*ENTRIES SHOWN*:
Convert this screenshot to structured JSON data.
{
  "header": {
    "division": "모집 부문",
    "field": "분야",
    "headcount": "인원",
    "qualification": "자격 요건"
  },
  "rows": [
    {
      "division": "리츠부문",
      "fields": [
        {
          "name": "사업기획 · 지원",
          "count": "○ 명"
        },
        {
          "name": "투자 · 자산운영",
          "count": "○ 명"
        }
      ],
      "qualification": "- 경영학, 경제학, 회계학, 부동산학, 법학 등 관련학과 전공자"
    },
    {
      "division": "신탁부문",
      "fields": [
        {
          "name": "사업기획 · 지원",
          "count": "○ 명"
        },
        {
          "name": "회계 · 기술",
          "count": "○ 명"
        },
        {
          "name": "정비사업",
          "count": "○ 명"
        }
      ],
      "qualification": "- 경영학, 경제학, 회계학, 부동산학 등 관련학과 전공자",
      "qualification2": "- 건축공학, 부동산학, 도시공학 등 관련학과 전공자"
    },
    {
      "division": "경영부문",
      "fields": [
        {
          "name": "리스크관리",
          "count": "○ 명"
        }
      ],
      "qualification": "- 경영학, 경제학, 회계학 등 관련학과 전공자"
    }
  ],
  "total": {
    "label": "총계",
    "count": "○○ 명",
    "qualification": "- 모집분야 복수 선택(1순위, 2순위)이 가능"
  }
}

*PROBLEM TO SOLVE*: Hand back the material above in full, exactly as written.

*SOLUTION TO THE EXERCISE*:
Convert this screenshot to structured JSON data.
{
  "header": {
    "division": "모집 부문",
    "field": "분야",
    "headcount": "인원",
    "qualification": "자격 요건"
  },
  "rows": [
    {
      "division": "리츠부문",
      "fields": [
        {
          "name": "사업기획 · 지원",
          "count": "○ 명"
        },
        {
          "name": "투자 · 자산운영",
          "count": "○ 명"
        }
      ],
      "qualification": "- 경영학, 경제학, 회계학, 부동산학, 법학 등 관련학과 전공자"
    },
    {
      "division": "신탁부문",
      "fields": [
        {
          "name": "사업기획 · 지원",
          "count": "○ 명"
        },
        {
          "name": "회계 · 기술",
          "count": "○ 명"
        },
        {
          "name": "정비사업",
          "count": "○ 명"
        }
      ],
      "qualification": "- 경영학, 경제학, 회계학, 부동산학 등 관련학과 전공자",
      "qualification2": "- 건축공학, 부동산학, 도시공학 등 관련학과 전공자"
    },
    {
      "division": "경영부문",
      "fields": [
        {
          "name": "리스크관리",
          "count": "○ 명"
        }
      ],
      "qualification": "- 경영학, 경제학, 회계학 등 관련학과 전공자"
    }
  ],
  "total": {
    "label": "총계",
    "count": "○○ 명",
    "qualification": "- 모집분야 복수 선택(1순위, 2순위)이 가능"
  }
}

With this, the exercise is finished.